## Challenge
Report each line of the data that includes the word "Provost".

BEGIN Record set

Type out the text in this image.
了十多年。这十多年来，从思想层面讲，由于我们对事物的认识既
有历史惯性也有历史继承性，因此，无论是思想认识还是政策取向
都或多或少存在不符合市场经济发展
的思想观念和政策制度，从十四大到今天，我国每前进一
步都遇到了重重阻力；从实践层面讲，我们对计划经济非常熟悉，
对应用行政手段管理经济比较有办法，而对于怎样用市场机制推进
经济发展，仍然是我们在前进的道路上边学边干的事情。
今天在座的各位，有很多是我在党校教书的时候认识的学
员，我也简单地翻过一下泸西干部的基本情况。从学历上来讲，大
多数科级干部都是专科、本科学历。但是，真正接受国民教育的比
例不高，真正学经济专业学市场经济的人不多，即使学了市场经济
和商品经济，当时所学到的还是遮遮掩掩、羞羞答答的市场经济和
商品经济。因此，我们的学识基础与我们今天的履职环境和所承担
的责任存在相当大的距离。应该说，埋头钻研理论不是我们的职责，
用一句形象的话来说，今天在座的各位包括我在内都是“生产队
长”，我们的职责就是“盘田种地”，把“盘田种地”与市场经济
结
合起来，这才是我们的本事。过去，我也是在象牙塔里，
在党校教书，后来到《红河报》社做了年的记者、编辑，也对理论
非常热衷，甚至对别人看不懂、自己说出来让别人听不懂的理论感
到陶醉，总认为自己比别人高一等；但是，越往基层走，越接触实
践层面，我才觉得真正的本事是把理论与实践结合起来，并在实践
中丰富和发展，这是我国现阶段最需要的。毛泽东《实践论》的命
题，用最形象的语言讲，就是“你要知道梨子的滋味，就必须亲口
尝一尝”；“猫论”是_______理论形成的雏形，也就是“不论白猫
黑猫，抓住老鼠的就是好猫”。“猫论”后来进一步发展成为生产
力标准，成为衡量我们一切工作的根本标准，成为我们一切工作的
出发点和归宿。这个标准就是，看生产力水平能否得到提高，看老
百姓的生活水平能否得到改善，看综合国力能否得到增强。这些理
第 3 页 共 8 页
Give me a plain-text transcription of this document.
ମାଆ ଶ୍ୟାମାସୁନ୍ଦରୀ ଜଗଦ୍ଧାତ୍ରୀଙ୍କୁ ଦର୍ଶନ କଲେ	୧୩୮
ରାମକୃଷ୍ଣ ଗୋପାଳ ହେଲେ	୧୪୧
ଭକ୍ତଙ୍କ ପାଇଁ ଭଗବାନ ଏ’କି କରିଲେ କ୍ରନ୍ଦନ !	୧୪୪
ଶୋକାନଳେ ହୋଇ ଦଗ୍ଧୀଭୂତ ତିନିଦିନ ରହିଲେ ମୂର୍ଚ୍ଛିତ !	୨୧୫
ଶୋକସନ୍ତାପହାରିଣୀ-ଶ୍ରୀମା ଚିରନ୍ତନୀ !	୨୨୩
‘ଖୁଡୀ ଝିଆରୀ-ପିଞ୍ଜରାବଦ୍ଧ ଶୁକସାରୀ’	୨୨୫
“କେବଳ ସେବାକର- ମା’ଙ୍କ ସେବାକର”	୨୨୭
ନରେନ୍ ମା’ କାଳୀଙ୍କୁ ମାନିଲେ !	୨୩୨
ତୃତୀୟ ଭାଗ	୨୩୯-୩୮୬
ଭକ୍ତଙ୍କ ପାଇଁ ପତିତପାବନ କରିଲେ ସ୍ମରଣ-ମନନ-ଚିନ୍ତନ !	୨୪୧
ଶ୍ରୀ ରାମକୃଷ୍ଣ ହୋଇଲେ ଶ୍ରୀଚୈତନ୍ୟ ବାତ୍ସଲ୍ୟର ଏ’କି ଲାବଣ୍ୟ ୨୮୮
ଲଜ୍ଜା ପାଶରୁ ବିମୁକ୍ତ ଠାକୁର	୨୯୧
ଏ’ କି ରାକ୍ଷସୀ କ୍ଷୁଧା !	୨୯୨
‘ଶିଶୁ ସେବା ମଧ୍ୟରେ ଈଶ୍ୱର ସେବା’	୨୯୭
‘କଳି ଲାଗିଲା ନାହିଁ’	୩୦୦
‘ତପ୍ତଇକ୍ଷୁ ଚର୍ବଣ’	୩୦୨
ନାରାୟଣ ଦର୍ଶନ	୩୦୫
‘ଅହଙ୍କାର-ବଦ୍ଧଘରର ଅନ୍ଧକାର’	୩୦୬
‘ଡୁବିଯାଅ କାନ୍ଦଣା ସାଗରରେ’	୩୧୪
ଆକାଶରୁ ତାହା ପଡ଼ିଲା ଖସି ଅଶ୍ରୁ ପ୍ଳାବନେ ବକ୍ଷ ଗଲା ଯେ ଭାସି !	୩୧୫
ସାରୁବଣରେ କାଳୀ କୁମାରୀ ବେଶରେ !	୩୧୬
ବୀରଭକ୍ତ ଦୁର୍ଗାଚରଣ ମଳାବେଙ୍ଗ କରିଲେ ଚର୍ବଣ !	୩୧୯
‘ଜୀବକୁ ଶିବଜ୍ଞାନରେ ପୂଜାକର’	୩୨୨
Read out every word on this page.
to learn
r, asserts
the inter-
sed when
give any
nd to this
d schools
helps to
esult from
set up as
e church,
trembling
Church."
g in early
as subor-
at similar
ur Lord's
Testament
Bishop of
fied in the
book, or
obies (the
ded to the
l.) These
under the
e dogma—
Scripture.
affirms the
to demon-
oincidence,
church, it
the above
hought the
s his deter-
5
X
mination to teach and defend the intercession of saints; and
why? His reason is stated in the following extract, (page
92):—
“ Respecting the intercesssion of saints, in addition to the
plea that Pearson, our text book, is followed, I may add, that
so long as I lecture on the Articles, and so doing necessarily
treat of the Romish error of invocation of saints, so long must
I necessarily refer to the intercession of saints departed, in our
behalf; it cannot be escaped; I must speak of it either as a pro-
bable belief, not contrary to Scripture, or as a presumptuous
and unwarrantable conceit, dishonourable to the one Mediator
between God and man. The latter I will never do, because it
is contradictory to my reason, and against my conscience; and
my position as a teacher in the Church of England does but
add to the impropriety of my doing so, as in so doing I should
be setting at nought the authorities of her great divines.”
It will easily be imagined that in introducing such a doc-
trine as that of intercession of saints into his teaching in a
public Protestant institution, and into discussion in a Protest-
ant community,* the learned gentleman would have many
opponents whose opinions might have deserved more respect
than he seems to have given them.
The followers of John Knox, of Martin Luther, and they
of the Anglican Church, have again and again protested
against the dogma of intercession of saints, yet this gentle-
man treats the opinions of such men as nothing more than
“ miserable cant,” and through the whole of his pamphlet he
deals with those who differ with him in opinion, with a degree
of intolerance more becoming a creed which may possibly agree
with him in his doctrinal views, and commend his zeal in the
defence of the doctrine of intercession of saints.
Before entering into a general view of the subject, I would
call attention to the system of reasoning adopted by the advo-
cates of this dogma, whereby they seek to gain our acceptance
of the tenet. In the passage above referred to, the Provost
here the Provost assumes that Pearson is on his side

END Record set

## Output below
of the tenet. In the passage above referred to, the Provost
here the Provost assumes that Pearson is on his side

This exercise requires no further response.